[Data items]
________________________________________

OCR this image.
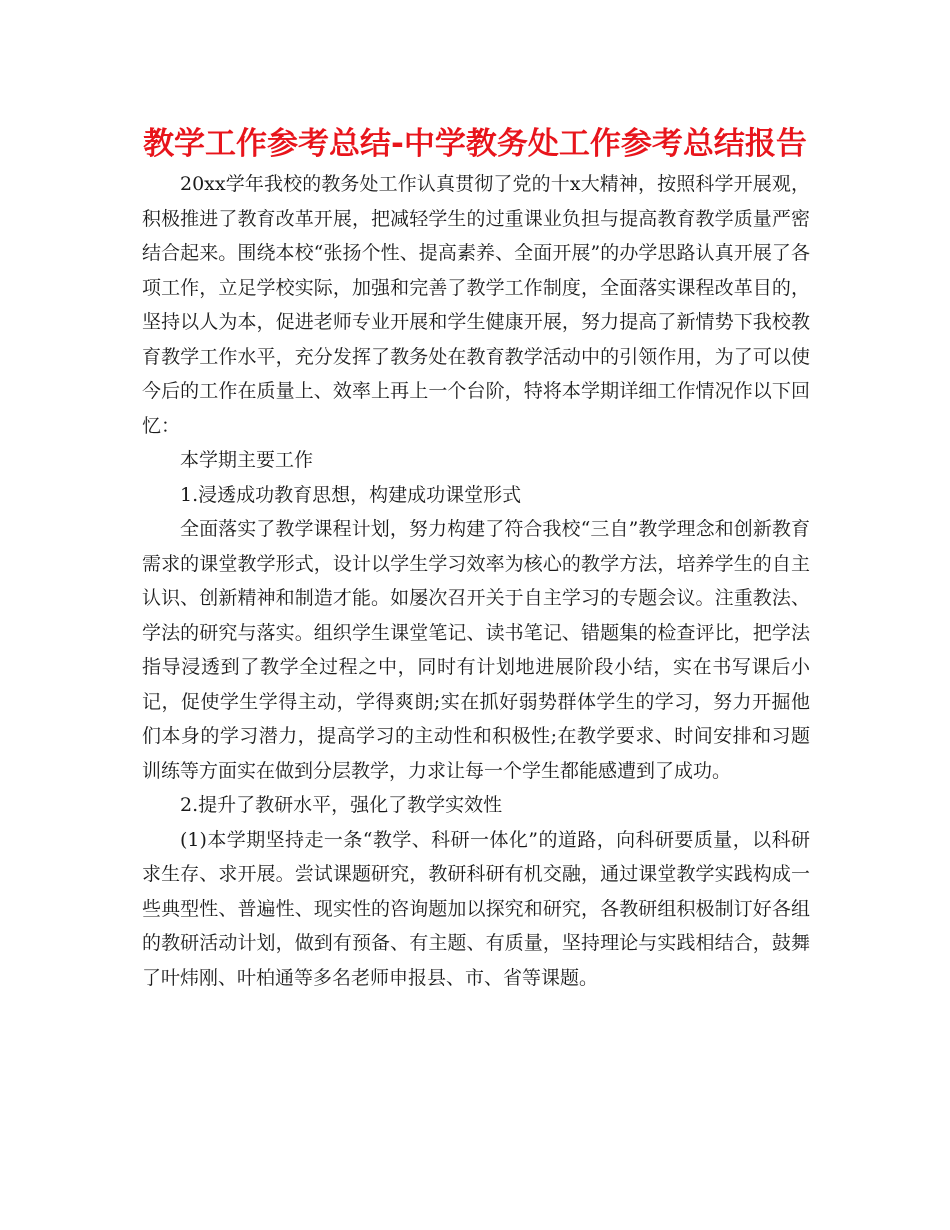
教学工作参考总结-中学教务处工作参考总结报告

20xx学年我校的教务处工作认真贯彻了党的十x大精神，按照科学开展观，积极推进了教育改革开展，把减轻学生的过重课业负担与提高教育教学质量严密结合起来。围绕本校“张扬个性、提高素养、全面开展”的办学思路认真开展了各项工作，立足学校实际，加强和完善了教学工作制度，全面落实课程改革目的，坚持以人为本，促进老师专业开展和学生健康开展，努力提高了新情势下我校教育教学工作水平，充分发挥了教务处在教育教学活动中的引领作用，为了可以使今后的工作在质量上、效率上再上一个台阶，特将本学期详细工作情况作以下回忆：

本学期主要工作

1.浸透成功教育思想，构建成功课堂形式

全面落实了教学课程计划，努力构建了符合我校“三自”教学理念和创新教育需求的课堂教学形式，设计以学生学习效率为核心的教学方法，培养学生的自主认识、创新精神和制造才能。如屡次召开关于自主学习的专题会议。注重教法、学法的研究与落实。组织学生课堂笔记、读书笔记、错题集的检查评比，把学法指导浸透到了教学全过程之中，同时有计划地进展阶段小结，实在书写课后小记，促使学生学得主动，学得爽朗;实在抓好弱势群体学生的学习，努力开掘他们本身的学习潜力，提高学习的主动性和积极性;在教学要求、时间安排和习题训练等方面实在做到分层教学，力求让每一个学生都能感遭到了成功。

2.提升了教研水平，强化了教学实效性

(1)本学期坚持走一条“教学、科研一体化”的道路，向科研要质量，以科研求生存、求开展。尝试课题研究，教研科研有机交融，通过课堂教学实践构成一些典型性、普遍性、现实性的咨询题加以探究和研究，各教研组积极制订好各组的教研活动计划，做到有预备、有主题、有质量，坚持理论与实践相结合，鼓舞了叶炜刚、叶柏通等多名老师申报县、市、省等课题。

________________________________________

*Written instruction*: Repeat the data exactly in full, omitting its pictures.

*Full output*:
OCR this image.
教学工作参考总结-中学教务处工作参考总结报告

20xx学年我校的教务处工作认真贯彻了党的十x大精神，按照科学开展观，积极推进了教育改革开展，把减轻学生的过重课业负担与提高教育教学质量严密结合起来。围绕本校“张扬个性、提高素养、全面开展”的办学思路认真开展了各项工作，立足学校实际，加强和完善了教学工作制度，全面落实课程改革目的，坚持以人为本，促进老师专业开展和学生健康开展，努力提高了新情势下我校教育教学工作水平，充分发挥了教务处在教育教学活动中的引领作用，为了可以使今后的工作在质量上、效率上再上一个台阶，特将本学期详细工作情况作以下回忆：

本学期主要工作

1.浸透成功教育思想，构建成功课堂形式

全面落实了教学课程计划，努力构建了符合我校“三自”教学理念和创新教育需求的课堂教学形式，设计以学生学习效率为核心的教学方法，培养学生的自主认识、创新精神和制造才能。如屡次召开关于自主学习的专题会议。注重教法、学法的研究与落实。组织学生课堂笔记、读书笔记、错题集的检查评比，把学法指导浸透到了教学全过程之中，同时有计划地进展阶段小结，实在书写课后小记，促使学生学得主动，学得爽朗;实在抓好弱势群体学生的学习，努力开掘他们本身的学习潜力，提高学习的主动性和积极性;在教学要求、时间安排和习题训练等方面实在做到分层教学，力求让每一个学生都能感遭到了成功。

2.提升了教研水平，强化了教学实效性

(1)本学期坚持走一条“教学、科研一体化”的道路，向科研要质量，以科研求生存、求开展。尝试课题研究，教研科研有机交融，通过课堂教学实践构成一些典型性、普遍性、现实性的咨询题加以探究和研究，各教研组积极制订好各组的教研活动计划，做到有预备、有主题、有质量，坚持理论与实践相结合，鼓舞了叶炜刚、叶柏通等多名老师申报县、市、省等课题。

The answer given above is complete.